- [PROMPT A]:
Name the spreadsheets that the piece on dividend growth investing in retirement says every retiree investor should download.
- [PROMPT B]:
Answer these questions from the piece on dividend growth investing in retirement:
(i) When did the writer start managing their own investments?
(ii) What percentage of portfolio principal do most retirement calculators suggest withdrawing each year?
(iii) At last count, how many stocks had at least five years of sustained dividend growth?
- [PROMPT C]:
Continue the piece on dividend growth investing in retirement, picking up after its final sentence.

- [DOCUMENT SECTION]:

Seeking Alpha
Long only, value, portfolio strategy, dividend investing
Profile| Send Message| ()  

I started managing my own investments in February of 2011 after retirement at the end of 2008. I discuss the experience of my first year as an individual investor in my first article for Seeking Alpha. I said, "I am less fearful about my investing future because every day I learn more about what is means to be a Dividend Growth Investor."

How true that statement turned out to be. One month ago I didn't understand how growth plays out in the world of the Dividend Growth investor. I was still thinking of growth on capitol rather than focusing on growth in the dividend paid and subsequently growth in income stream.

I'm retired, and starting to pay the bills from an income stream received every month from the dividends generated from my portfolio. I don't have the luxury of so many Dividend Growth investors of re-investing my dividends. Almost all my investments when I retired were from employer-based 401Ks. My wife's offered mutual funds, while mine provided index funds. Big baskets of stocks are offered in each, including large numbers of financials and many stocks paying small dividends or no dividends at all. I'm interested in a portfolio of dividend stocks with stable growth and growing dividends. But I'm getting ahead of myself.

Most of you, if you're retired, have used one or more of the calculators designed to assist those just entering retirement. Most of the ones I'm familiar with suggest you withdraw 4% from the principle of your portfolio each year along with an amount equal to inflation. Again, most suggest that this approach, based on the Monte Carlo effect, a reassuring title for those like me that hate to gamble, will create a stream of income that will last from 25 to 30 years with large reductions in principle as you get to year 25. Such an approach is based on an average growth in stock capital gains.

I have discovered that dividend growth is a better way to invest in retirement. I believe that by investing in stocks with a solid history of both paying and growing dividends in good times and bad, I can maintain a portfolio that is sustainable and provides an income stream that grows at the rate of inflation. If I'm right I don't have to worry about whether the market goes up or down just whether each of my holdings maintains a reasonable payout ratio, based on its peers and has a growing, sustainable dividend.

I think that's where history can serve us well. Every retiree investor who has not done so already needs to immediately download from the website of SA Contributor David Fish the Excel spreadsheets for the Dividend Champions, Contenders and Challengers. You now have a list of every US Stock with a history of sustained dividend and dividend growth some going back more than 50 years. At last count there were 451 stocks with at least five years of sustained dividend growth. From there customize to meet your needs.

- [RECORD EXCERPTS]:
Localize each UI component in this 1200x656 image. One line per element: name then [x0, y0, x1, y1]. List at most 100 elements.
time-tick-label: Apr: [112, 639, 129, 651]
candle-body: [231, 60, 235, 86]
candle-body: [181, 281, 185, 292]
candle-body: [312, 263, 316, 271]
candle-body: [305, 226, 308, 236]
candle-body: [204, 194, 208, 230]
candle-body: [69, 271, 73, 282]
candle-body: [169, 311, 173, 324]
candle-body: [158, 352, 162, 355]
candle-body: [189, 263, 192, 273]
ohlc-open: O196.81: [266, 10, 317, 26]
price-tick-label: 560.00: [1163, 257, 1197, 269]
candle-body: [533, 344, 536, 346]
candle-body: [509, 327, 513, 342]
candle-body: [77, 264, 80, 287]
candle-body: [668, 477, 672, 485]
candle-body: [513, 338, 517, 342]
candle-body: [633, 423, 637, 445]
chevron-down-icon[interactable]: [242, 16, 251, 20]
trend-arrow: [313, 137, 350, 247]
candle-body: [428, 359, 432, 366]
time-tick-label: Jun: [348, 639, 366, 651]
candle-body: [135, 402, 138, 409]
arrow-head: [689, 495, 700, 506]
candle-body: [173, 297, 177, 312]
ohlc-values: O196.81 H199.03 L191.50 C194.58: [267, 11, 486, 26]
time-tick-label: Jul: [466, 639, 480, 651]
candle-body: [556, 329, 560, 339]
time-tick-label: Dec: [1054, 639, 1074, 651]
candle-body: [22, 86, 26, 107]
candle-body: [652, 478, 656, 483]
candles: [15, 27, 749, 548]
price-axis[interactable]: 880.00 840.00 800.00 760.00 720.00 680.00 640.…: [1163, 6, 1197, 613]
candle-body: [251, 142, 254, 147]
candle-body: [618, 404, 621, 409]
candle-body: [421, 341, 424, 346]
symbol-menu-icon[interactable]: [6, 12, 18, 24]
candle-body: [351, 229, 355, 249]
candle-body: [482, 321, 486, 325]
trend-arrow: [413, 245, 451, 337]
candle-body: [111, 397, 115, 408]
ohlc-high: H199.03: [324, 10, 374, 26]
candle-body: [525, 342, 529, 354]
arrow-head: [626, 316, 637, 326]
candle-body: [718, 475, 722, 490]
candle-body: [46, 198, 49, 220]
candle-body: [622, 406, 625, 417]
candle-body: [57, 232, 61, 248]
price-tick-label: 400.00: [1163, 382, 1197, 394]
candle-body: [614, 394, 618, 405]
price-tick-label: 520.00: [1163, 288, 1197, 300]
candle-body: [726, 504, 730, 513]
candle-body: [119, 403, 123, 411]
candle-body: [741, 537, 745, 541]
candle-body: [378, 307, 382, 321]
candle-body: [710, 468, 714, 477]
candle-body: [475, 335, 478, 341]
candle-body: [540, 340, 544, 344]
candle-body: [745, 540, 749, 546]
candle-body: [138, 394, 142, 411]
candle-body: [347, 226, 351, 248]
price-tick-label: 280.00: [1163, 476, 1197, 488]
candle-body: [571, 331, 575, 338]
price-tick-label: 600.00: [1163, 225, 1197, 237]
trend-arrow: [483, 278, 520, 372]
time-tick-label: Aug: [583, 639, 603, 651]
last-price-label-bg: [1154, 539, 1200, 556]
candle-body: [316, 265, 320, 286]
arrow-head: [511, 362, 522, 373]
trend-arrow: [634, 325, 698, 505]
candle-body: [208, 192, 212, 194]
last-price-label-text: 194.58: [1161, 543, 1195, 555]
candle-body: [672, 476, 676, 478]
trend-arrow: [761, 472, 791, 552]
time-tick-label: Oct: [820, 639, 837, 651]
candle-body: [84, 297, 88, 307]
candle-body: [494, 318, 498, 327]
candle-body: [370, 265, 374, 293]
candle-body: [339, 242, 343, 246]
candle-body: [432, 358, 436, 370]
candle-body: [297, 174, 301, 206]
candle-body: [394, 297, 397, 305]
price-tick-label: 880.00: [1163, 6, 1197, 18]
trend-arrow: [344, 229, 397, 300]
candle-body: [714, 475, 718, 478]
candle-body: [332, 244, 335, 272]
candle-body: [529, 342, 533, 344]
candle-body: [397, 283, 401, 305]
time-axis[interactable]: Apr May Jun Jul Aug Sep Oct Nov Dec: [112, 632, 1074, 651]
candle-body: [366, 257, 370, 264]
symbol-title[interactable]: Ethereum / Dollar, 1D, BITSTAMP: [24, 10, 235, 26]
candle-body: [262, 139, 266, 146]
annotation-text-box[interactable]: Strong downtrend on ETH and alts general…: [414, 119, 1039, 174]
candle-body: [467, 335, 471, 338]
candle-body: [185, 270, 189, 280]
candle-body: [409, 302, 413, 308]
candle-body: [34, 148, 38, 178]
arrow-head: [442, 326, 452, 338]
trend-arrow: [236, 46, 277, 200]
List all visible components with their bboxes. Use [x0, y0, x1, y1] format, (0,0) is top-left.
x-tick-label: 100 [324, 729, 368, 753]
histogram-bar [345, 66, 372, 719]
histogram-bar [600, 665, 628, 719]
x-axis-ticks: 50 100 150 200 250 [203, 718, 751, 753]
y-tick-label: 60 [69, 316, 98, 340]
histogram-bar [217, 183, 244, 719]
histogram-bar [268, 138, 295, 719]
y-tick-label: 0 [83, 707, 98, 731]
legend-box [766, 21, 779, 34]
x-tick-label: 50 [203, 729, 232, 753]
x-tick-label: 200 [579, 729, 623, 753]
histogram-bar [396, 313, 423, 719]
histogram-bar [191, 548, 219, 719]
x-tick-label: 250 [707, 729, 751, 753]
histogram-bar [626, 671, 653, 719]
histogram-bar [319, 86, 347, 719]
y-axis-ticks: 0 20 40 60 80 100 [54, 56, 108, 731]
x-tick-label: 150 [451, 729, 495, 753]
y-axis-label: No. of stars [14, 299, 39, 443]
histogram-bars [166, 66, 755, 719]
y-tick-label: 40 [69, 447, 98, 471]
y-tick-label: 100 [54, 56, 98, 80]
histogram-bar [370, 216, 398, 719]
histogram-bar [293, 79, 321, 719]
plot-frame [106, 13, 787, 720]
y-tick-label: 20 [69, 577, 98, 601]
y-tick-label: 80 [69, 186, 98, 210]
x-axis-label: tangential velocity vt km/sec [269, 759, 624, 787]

- [YOUR RESPONSE A]:
Dividend Champions
Dividend Contenders
Dividend Challengers

- [YOUR RESPONSE B]:
(i) February of 2011
(ii) 4%
(iii) 451

- [YOUR RESPONSE C]:
Don't trust US banks - just remove them from your spreadsheet. Most of you will probably pass on stocks with yields under 1.5 or 2%. On mine, I removed most of those without a 5 year Dividend Growth Rate (DGR) less than inflation. Payout Ratios, P/E's and Betas may also be considerations for what stays on your list. Mine now contains 179 stocks, but I'll likely reduce that number as I subject them to further review.

In my second article I described my quest to determine the best dividend stocks of the past ten years (2002-2011). I'll be revealing the findings of my research and my current personal investment portfolio of dividend stocks in a series of upcoming articles.

For now I'm most comfortable with an equal weight portfolio with each stock representing between 2 and 3% of the total portfolio. I feel a large portfolio of quality Dividend Champions, Challengers and Contenders helps to safeguard against the effects on my overall portfolio of a stock having both a large capitol loss and a loss of dividend in the same year. It's a larger number of stocks than some are comfortable holding but for right now it seems to work for me. My goal is to keep my dividend yield at between 4 and 5%.

There have been many who have helped so much on my personal journey of discovery: The three Davids (Fish, VanKnapp, and Crosetti), Jeff Paul, Todd Johnson, Robert Schwartz, Norman Tweed, Chowder, Richjoy, Brad Thomas, Regarded Solution, Gapwedge, Global View, Tim McAleenan, and so many more.

I hope in the weeks, months and years ahead to in some small way aid and ultimately learn from those who, like me, are new to individual investing, already in retirement and drawing income from their portfolios. We are a unique and growing group. We need people like the above to guide us and a forum like this to learn from each other and grow. Please join me.